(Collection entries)
--- Begin ---

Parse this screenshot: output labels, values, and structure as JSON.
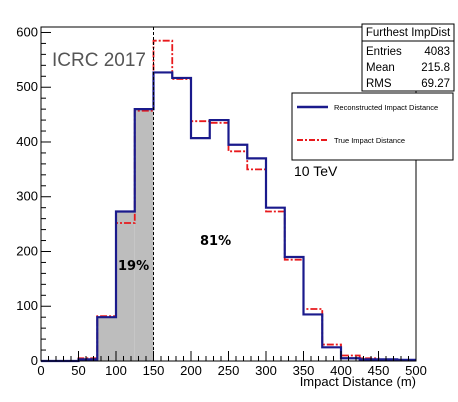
{
  "chart_data": {
    "type": "histogram",
    "watermark": "ICRC 2017",
    "xlabel": "Impact Distance (m)",
    "ylabel": "",
    "xlim": [
      0,
      500
    ],
    "ylim": [
      0,
      610
    ],
    "x_ticks": [
      0,
      50,
      100,
      150,
      200,
      250,
      300,
      350,
      400,
      450,
      500
    ],
    "y_ticks": [
      0,
      100,
      200,
      300,
      400,
      500,
      600
    ],
    "bin_edges": [
      0,
      25,
      50,
      75,
      100,
      125,
      150,
      175,
      200,
      225,
      250,
      275,
      300,
      325,
      350,
      375,
      400,
      425,
      450,
      475,
      500
    ],
    "series": [
      {
        "name": "Reconstructed Impact Distance",
        "color": "#1a1a8c",
        "style": "solid",
        "values": [
          0,
          0,
          3,
          80,
          273,
          460,
          527,
          517,
          407,
          440,
          395,
          370,
          280,
          190,
          85,
          25,
          5,
          3,
          3,
          2
        ]
      },
      {
        "name": "True Impact Distance",
        "color": "#e8191c",
        "style": "dash-dot",
        "values": [
          0,
          0,
          5,
          82,
          252,
          457,
          585,
          515,
          438,
          435,
          383,
          350,
          273,
          185,
          95,
          30,
          10,
          5,
          2,
          1
        ]
      }
    ],
    "shaded_region": {
      "x_from": 75,
      "x_to": 150,
      "fill": "#bdbdbd"
    },
    "cut_line_x": 150,
    "stats_box": {
      "title": "Furthest ImpDist",
      "rows": [
        {
          "label": "Entries",
          "value": "4083"
        },
        {
          "label": "Mean",
          "value": "215.8"
        },
        {
          "label": "RMS",
          "value": "69.27"
        }
      ]
    },
    "annotations": {
      "left_percent": "19%",
      "right_percent": "81%",
      "energy": "10 TeV"
    },
    "grid": false,
    "legend_position": "top-right"
  }
}
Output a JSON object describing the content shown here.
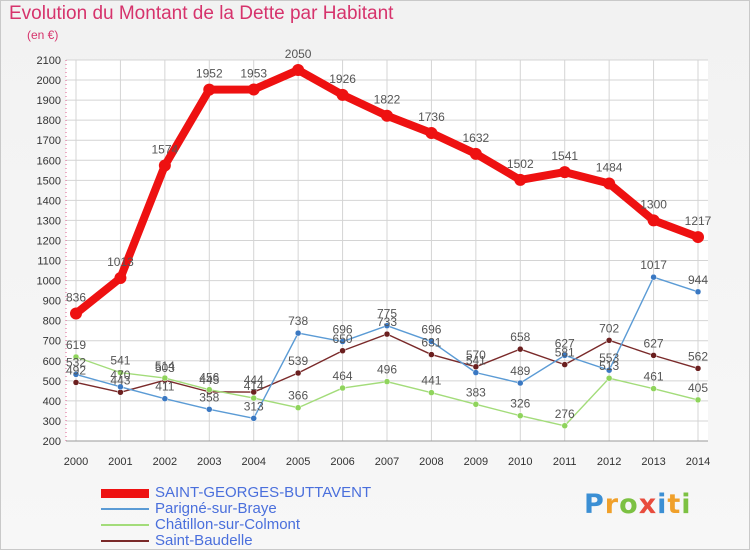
{
  "header": {
    "title": "Evolution du Montant de la Dette par Habitant",
    "unit": "(en €)"
  },
  "logo": {
    "text": "Proxiti",
    "colors": [
      "#3b8fd4",
      "#f0a02a",
      "#7cc142",
      "#e84c3d"
    ]
  },
  "chart_data": {
    "type": "line",
    "title": "Evolution du Montant de la Dette par Habitant",
    "subtitle": "(en €)",
    "x": [
      "2000",
      "2001",
      "2002",
      "2003",
      "2004",
      "2005",
      "2006",
      "2007",
      "2008",
      "2009",
      "2010",
      "2011",
      "2012",
      "2013",
      "2014"
    ],
    "ylim": [
      200,
      2100
    ],
    "yticks": [
      200,
      300,
      400,
      500,
      600,
      700,
      800,
      900,
      1000,
      1100,
      1200,
      1300,
      1400,
      1500,
      1600,
      1700,
      1800,
      1900,
      2000,
      2100
    ],
    "grid": true,
    "legend": "bottom-left",
    "series": [
      {
        "name": "SAINT-GEORGES-BUTTAVENT",
        "color": "#ee1111",
        "marker": "#ee1111",
        "values": [
          836,
          1013,
          1574,
          1952,
          1953,
          2050,
          1926,
          1822,
          1736,
          1632,
          1502,
          1541,
          1484,
          1300,
          1217
        ],
        "labels": [
          "836",
          "1013",
          "1574",
          "1952",
          "1953",
          "2050",
          "1926",
          "1822",
          "1736",
          "1632",
          "1502",
          "1541",
          "1484",
          "1300",
          "1217"
        ]
      },
      {
        "name": "Parigné-sur-Braye",
        "color": "#5b9bd5",
        "marker": "#3a78c2",
        "values": [
          532,
          470,
          411,
          358,
          313,
          738,
          696,
          775,
          696,
          541,
          489,
          627,
          553,
          1017,
          944
        ],
        "labels": [
          "532",
          "470",
          "411",
          "358",
          "313",
          "738",
          "696",
          "775",
          "696",
          "541",
          "489",
          "627",
          "553",
          "1017",
          "944"
        ]
      },
      {
        "name": "Châtillon-sur-Colmont",
        "color": "#a3dc7a",
        "marker": "#8fd45c",
        "values": [
          619,
          541,
          514,
          456,
          414,
          366,
          464,
          496,
          441,
          383,
          326,
          276,
          513,
          461,
          405
        ],
        "labels": [
          "619",
          "541",
          "514",
          "456",
          "414",
          "366",
          "464",
          "496",
          "441",
          "383",
          "326",
          "276",
          "513",
          "461",
          "405"
        ]
      },
      {
        "name": "Saint-Baudelle",
        "color": "#7a2a2a",
        "marker": "#6b1f1f",
        "values": [
          492,
          443,
          503,
          445,
          444,
          539,
          650,
          733,
          631,
          570,
          658,
          581,
          702,
          627,
          562
        ],
        "labels": [
          "492",
          "443",
          "503",
          "445",
          "444",
          "539",
          "650",
          "733",
          "631",
          "570",
          "658",
          "581",
          "702",
          "627",
          "562"
        ]
      }
    ]
  }
}
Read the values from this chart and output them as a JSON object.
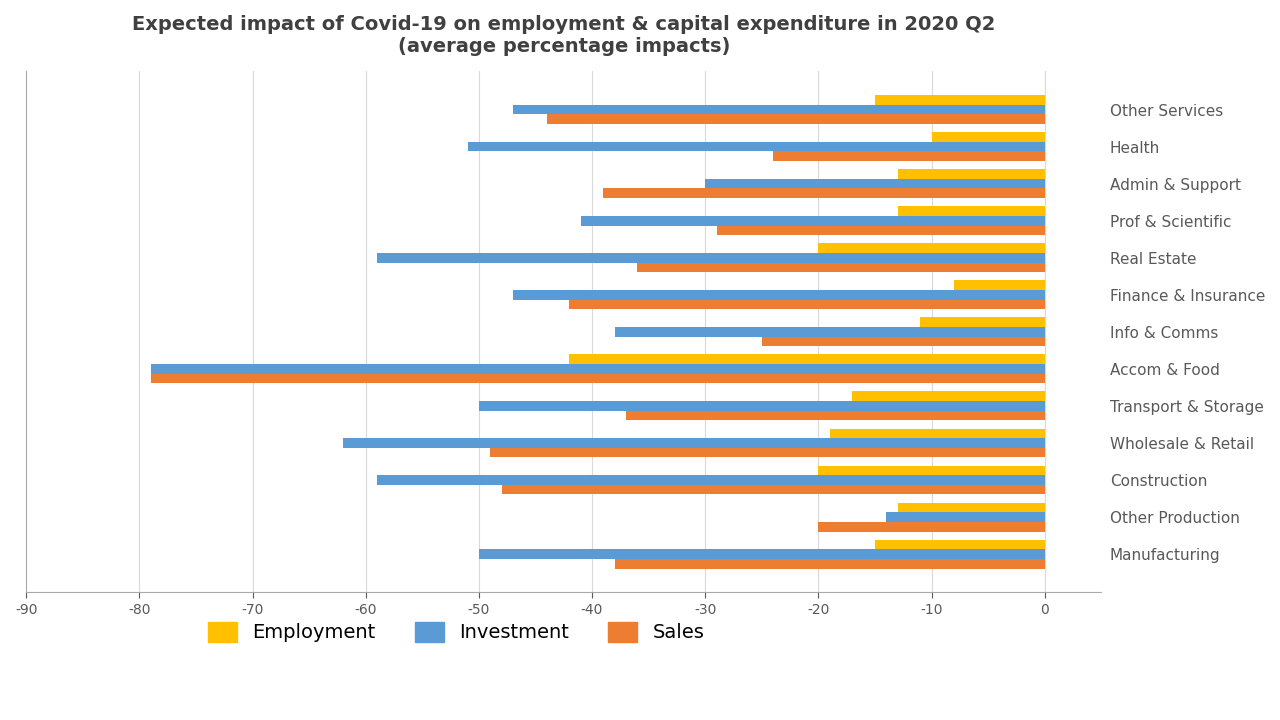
{
  "title": "Expected impact of Covid-19 on employment & capital expenditure in 2020 Q2\n(average percentage impacts)",
  "categories": [
    "Other Services",
    "Health",
    "Admin & Support",
    "Prof & Scientific",
    "Real Estate",
    "Finance & Insurance",
    "Info & Comms",
    "Accom & Food",
    "Transport & Storage",
    "Wholesale & Retail",
    "Construction",
    "Other Production",
    "Manufacturing"
  ],
  "employment": [
    -15,
    -10,
    -13,
    -13,
    -20,
    -8,
    -11,
    -42,
    -17,
    -19,
    -20,
    -13,
    -15
  ],
  "investment": [
    -47,
    -51,
    -30,
    -41,
    -59,
    -47,
    -38,
    -79,
    -50,
    -62,
    -59,
    -14,
    -50
  ],
  "sales": [
    -44,
    -24,
    -39,
    -29,
    -36,
    -42,
    -25,
    -79,
    -37,
    -49,
    -48,
    -20,
    -38
  ],
  "employment_color": "#FFC000",
  "investment_color": "#5B9BD5",
  "sales_color": "#ED7D31",
  "xlim": [
    -90,
    5
  ],
  "xticks": [
    -90,
    -80,
    -70,
    -60,
    -50,
    -40,
    -30,
    -20,
    -10,
    0
  ],
  "background_color": "#FFFFFF",
  "grid_color": "#D9D9D9",
  "title_fontsize": 14,
  "label_fontsize": 11,
  "tick_fontsize": 10
}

--- End ---

**The problem:**
Transcribe the material as is, with images omitted.

**Output for this exercise:**
Parse this screenshot: output labels, values, and structure as JSON.
{
  "chart_data": {
    "type": "histogram",
    "watermark": "ICRC 2017",
    "xlabel": "Impact Distance (m)",
    "ylabel": "",
    "xlim": [
      0,
      500
    ],
    "ylim": [
      0,
      610
    ],
    "x_ticks": [
      0,
      50,
      100,
      150,
      200,
      250,
      300,
      350,
      400,
      450,
      500
    ],
    "y_ticks": [
      0,
      100,
      200,
      300,
      400,
      500,
      600
    ],
    "bin_edges": [
      0,
      25,
      50,
      75,
      100,
      125,
      150,
      175,
      200,
      225,
      250,
      275,
      300,
      325,
      350,
      375,
      400,
      425,
      450,
      475,
      500
    ],
    "series": [
      {
        "name": "Reconstructed Impact Distance",
        "color": "#1a1a8c",
        "style": "solid",
        "values": [
          0,
          0,
          3,
          80,
          273,
          460,
          527,
          517,
          407,
          440,
          395,
          370,
          280,
          190,
          85,
          25,
          5,
          3,
          3,
          2
        ]
      },
      {
        "name": "True Impact Distance",
        "color": "#e8191c",
        "style": "dash-dot",
        "values": [
          0,
          0,
          5,
          82,
          252,
          457,
          585,
          515,
          438,
          435,
          383,
          350,
          273,
          185,
          95,
          30,
          10,
          5,
          2,
          1
        ]
      }
    ],
    "shaded_region": {
      "x_from": 75,
      "x_to": 150,
      "fill": "#bdbdbd"
    },
    "cut_line_x": 150,
    "stats_box": {
      "title": "Furthest ImpDist",
      "rows": [
        {
          "label": "Entries",
          "value": "4083"
        },
        {
          "label": "Mean",
          "value": "215.8"
        },
        {
          "label": "RMS",
          "value": "69.27"
        }
      ]
    },
    "annotations": {
      "left_percent": "19%",
      "right_percent": "81%",
      "energy": "10 TeV"
    },
    "grid": false,
    "legend_position": "top-right"
  }
}
Output a JSON object describing the content shown here.
{
  "header": {
    "title": "Evolution du Montant de la Dette par Habitant",
    "unit": "(en €)"
  },
  "logo": {
    "text": "Proxiti",
    "colors": [
      "#3b8fd4",
      "#f0a02a",
      "#7cc142",
      "#e84c3d"
    ]
  },
  "chart_data": {
    "type": "line",
    "title": "Evolution du Montant de la Dette par Habitant",
    "subtitle": "(en €)",
    "x": [
      "2000",
      "2001",
      "2002",
      "2003",
      "2004",
      "2005",
      "2006",
      "2007",
      "2008",
      "2009",
      "2010",
      "2011",
      "2012",
      "2013",
      "2014"
    ],
    "ylim": [
      200,
      2100
    ],
    "yticks": [
      200,
      300,
      400,
      500,
      600,
      700,
      800,
      900,
      1000,
      1100,
      1200,
      1300,
      1400,
      1500,
      1600,
      1700,
      1800,
      1900,
      2000,
      2100
    ],
    "grid": true,
    "legend": "bottom-left",
    "series": [
      {
        "name": "SAINT-GEORGES-BUTTAVENT",
        "color": "#ee1111",
        "marker": "#ee1111",
        "values": [
          836,
          1013,
          1574,
          1952,
          1953,
          2050,
          1926,
          1822,
          1736,
          1632,
          1502,
          1541,
          1484,
          1300,
          1217
        ],
        "labels": [
          "836",
          "1013",
          "1574",
          "1952",
          "1953",
          "2050",
          "1926",
          "1822",
          "1736",
          "1632",
          "1502",
          "1541",
          "1484",
          "1300",
          "1217"
        ]
      },
      {
        "name": "Parigné-sur-Braye",
        "color": "#5b9bd5",
        "marker": "#3a78c2",
        "values": [
          532,
          470,
          411,
          358,
          313,
          738,
          696,
          775,
          696,
          541,
          489,
          627,
          553,
          1017,
          944
        ],
        "labels": [
          "532",
          "470",
          "411",
          "358",
          "313",
          "738",
          "696",
          "775",
          "696",
          "541",
          "489",
          "627",
          "553",
          "1017",
          "944"
        ]
      },
      {
        "name": "Châtillon-sur-Colmont",
        "color": "#a3dc7a",
        "marker": "#8fd45c",
        "values": [
          619,
          541,
          514,
          456,
          414,
          366,
          464,
          496,
          441,
          383,
          326,
          276,
          513,
          461,
          405
        ],
        "labels": [
          "619",
          "541",
          "514",
          "456",
          "414",
          "366",
          "464",
          "496",
          "441",
          "383",
          "326",
          "276",
          "513",
          "461",
          "405"
        ]
      },
      {
        "name": "Saint-Baudelle",
        "color": "#7a2a2a",
        "marker": "#6b1f1f",
        "values": [
          492,
          443,
          503,
          445,
          444,
          539,
          650,
          733,
          631,
          570,
          658,
          581,
          702,
          627,
          562
        ],
        "labels": [
          "492",
          "443",
          "503",
          "445",
          "444",
          "539",
          "650",
          "733",
          "631",
          "570",
          "658",
          "581",
          "702",
          "627",
          "562"
        ]
      }
    ]
  }
}
Read the values from this chart and output them as a JSON object.
{
  "title": "Expected impact of Covid-19 on employment & capital expenditure in 2020 Q2\n(average percentage impacts)",
  "categories": [
    "Other Services",
    "Health",
    "Admin & Support",
    "Prof & Scientific",
    "Real Estate",
    "Finance & Insurance",
    "Info & Comms",
    "Accom & Food",
    "Transport & Storage",
    "Wholesale & Retail",
    "Construction",
    "Other Production",
    "Manufacturing"
  ],
  "employment": [
    -15,
    -10,
    -13,
    -13,
    -20,
    -8,
    -11,
    -42,
    -17,
    -19,
    -20,
    -13,
    -15
  ],
  "investment": [
    -47,
    -51,
    -30,
    -41,
    -59,
    -47,
    -38,
    -79,
    -50,
    -62,
    -59,
    -14,
    -50
  ],
  "sales": [
    -44,
    -24,
    -39,
    -29,
    -36,
    -42,
    -25,
    -79,
    -37,
    -49,
    -48,
    -20,
    -38
  ],
  "employment_color": "#FFC000",
  "investment_color": "#5B9BD5",
  "sales_color": "#ED7D31",
  "xlim": [
    -90,
    5
  ],
  "xticks": [
    -90,
    -80,
    -70,
    -60,
    -50,
    -40,
    -30,
    -20,
    -10,
    0
  ],
  "background_color": "#FFFFFF",
  "grid_color": "#D9D9D9",
  "title_fontsize": 14,
  "label_fontsize": 11,
  "tick_fontsize": 10
}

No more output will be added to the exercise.